§ DESCRIPTION OF THE TASK
In your copy, include every line of the listing below exactly but none of the pictures.

:: MATERIAL PROVIDED ::

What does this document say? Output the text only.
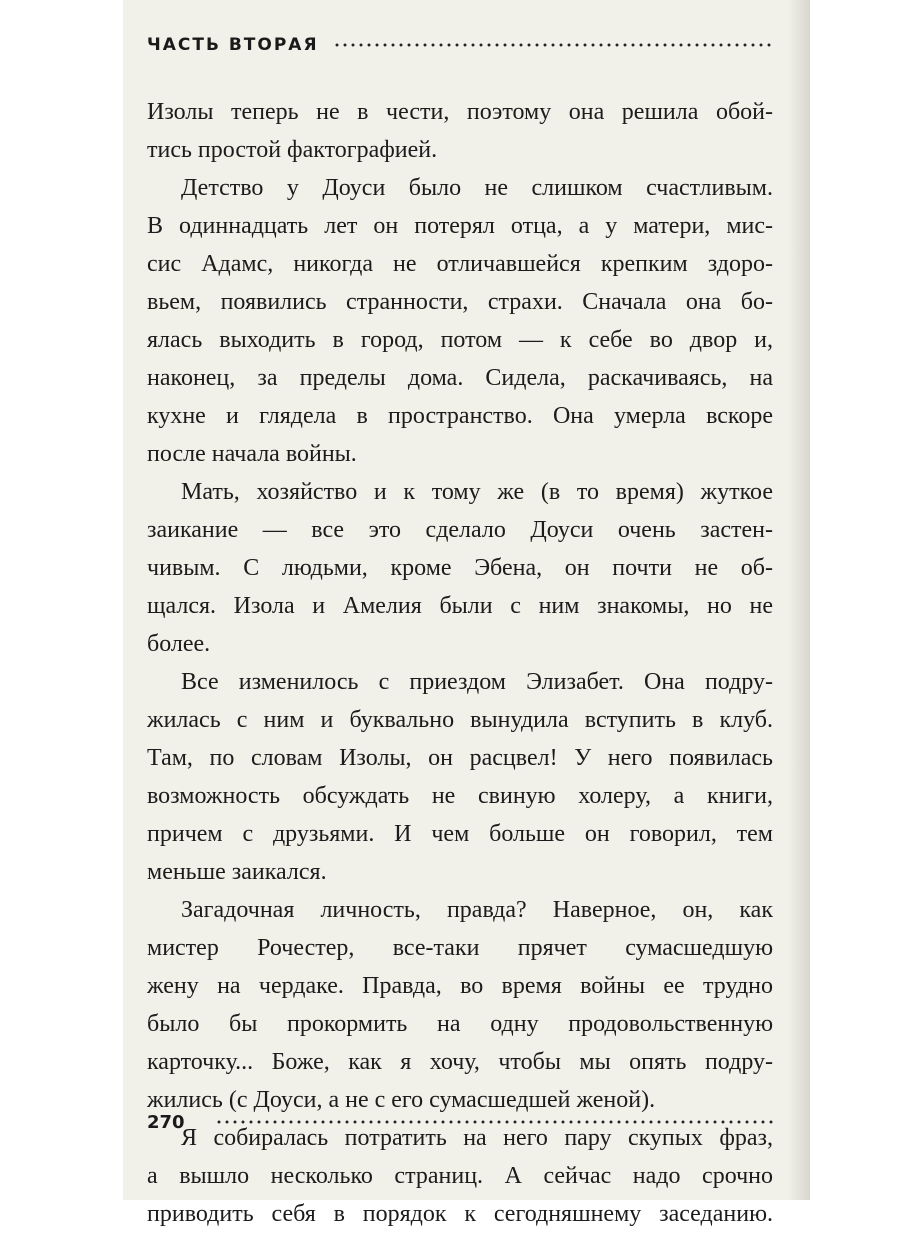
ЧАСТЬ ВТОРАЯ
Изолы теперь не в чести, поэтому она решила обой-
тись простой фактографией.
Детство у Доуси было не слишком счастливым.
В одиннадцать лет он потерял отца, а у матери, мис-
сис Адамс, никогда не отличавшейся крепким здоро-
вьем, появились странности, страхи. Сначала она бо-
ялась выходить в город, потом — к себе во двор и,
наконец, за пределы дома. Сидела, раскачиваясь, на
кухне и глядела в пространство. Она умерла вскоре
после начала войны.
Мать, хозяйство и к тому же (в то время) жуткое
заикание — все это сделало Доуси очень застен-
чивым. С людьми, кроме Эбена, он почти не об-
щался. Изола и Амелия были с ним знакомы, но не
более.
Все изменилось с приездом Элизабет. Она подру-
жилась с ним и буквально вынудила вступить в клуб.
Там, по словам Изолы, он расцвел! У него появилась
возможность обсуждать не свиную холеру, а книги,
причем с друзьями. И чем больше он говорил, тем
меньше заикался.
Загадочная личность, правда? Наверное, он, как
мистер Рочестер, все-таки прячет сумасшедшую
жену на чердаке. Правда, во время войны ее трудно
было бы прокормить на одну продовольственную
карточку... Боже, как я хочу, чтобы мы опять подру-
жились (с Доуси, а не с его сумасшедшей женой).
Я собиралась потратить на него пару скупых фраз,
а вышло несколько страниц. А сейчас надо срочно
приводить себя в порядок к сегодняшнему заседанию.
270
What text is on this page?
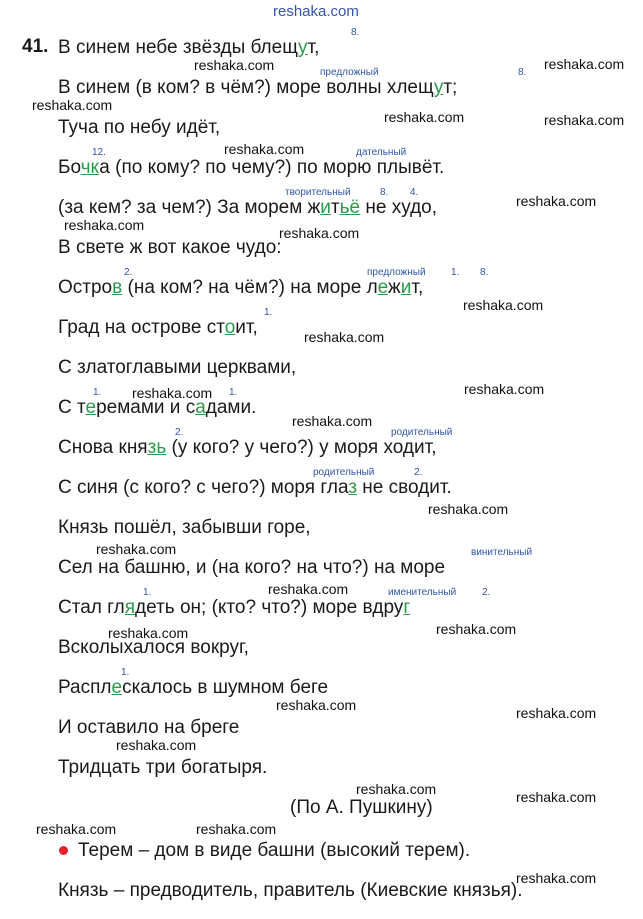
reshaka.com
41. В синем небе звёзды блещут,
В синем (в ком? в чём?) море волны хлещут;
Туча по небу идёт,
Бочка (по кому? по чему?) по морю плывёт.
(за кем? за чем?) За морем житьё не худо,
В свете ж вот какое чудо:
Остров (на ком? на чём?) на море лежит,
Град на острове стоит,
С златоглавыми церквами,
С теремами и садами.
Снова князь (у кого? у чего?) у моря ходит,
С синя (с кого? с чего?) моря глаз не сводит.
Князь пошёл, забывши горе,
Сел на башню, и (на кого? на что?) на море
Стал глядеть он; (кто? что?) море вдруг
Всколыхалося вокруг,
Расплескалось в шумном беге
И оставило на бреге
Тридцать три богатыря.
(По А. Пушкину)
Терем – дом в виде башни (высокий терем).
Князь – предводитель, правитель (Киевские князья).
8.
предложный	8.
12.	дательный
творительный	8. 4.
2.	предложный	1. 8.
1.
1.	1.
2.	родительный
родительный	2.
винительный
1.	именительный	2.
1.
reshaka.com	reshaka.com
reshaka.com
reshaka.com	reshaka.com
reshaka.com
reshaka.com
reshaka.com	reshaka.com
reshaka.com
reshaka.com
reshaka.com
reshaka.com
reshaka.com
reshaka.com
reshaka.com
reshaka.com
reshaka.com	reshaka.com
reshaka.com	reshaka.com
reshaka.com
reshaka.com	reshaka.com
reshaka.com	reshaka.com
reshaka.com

:::

§ IN RESPONSE
What does this document say? Output the text only.
ЧАСТЬ ВТОРАЯ
Изолы теперь не в чести, поэтому она решила обой-
тись простой фактографией.
Детство у Доуси было не слишком счастливым.
В одиннадцать лет он потерял отца, а у матери, мис-
сис Адамс, никогда не отличавшейся крепким здоро-
вьем, появились странности, страхи. Сначала она бо-
ялась выходить в город, потом — к себе во двор и,
наконец, за пределы дома. Сидела, раскачиваясь, на
кухне и глядела в пространство. Она умерла вскоре
после начала войны.
Мать, хозяйство и к тому же (в то время) жуткое
заикание — все это сделало Доуси очень застен-
чивым. С людьми, кроме Эбена, он почти не об-
щался. Изола и Амелия были с ним знакомы, но не
более.
Все изменилось с приездом Элизабет. Она подру-
жилась с ним и буквально вынудила вступить в клуб.
Там, по словам Изолы, он расцвел! У него появилась
возможность обсуждать не свиную холеру, а книги,
причем с друзьями. И чем больше он говорил, тем
меньше заикался.
Загадочная личность, правда? Наверное, он, как
мистер Рочестер, все-таки прячет сумасшедшую
жену на чердаке. Правда, во время войны ее трудно
было бы прокормить на одну продовольственную
карточку... Боже, как я хочу, чтобы мы опять подру-
жились (с Доуси, а не с его сумасшедшей женой).
Я собиралась потратить на него пару скупых фраз,
а вышло несколько страниц. А сейчас надо срочно
приводить себя в порядок к сегодняшнему заседанию.
270
What text is on this page?
reshaka.com
41. В синем небе звёзды блещут,
В синем (в ком? в чём?) море волны хлещут;
Туча по небу идёт,
Бочка (по кому? по чему?) по морю плывёт.
(за кем? за чем?) За морем житьё не худо,
В свете ж вот какое чудо:
Остров (на ком? на чём?) на море лежит,
Град на острове стоит,
С златоглавыми церквами,
С теремами и садами.
Снова князь (у кого? у чего?) у моря ходит,
С синя (с кого? с чего?) моря глаз не сводит.
Князь пошёл, забывши горе,
Сел на башню, и (на кого? на что?) на море
Стал глядеть он; (кто? что?) море вдруг
Всколыхалося вокруг,
Расплескалось в шумном беге
И оставило на бреге
Тридцать три богатыря.
(По А. Пушкину)
Терем – дом в виде башни (высокий терем).
Князь – предводитель, правитель (Киевские князья).
8.
предложный	8.
12.	дательный
творительный	8. 4.
2.	предложный	1. 8.
1.
1.	1.
2.	родительный
родительный	2.
винительный
1.	именительный	2.
1.
reshaka.com	reshaka.com
reshaka.com
reshaka.com	reshaka.com
reshaka.com
reshaka.com
reshaka.com	reshaka.com
reshaka.com
reshaka.com
reshaka.com
reshaka.com
reshaka.com
reshaka.com
reshaka.com
reshaka.com
reshaka.com	reshaka.com
reshaka.com	reshaka.com
reshaka.com
reshaka.com	reshaka.com
reshaka.com	reshaka.com
reshaka.com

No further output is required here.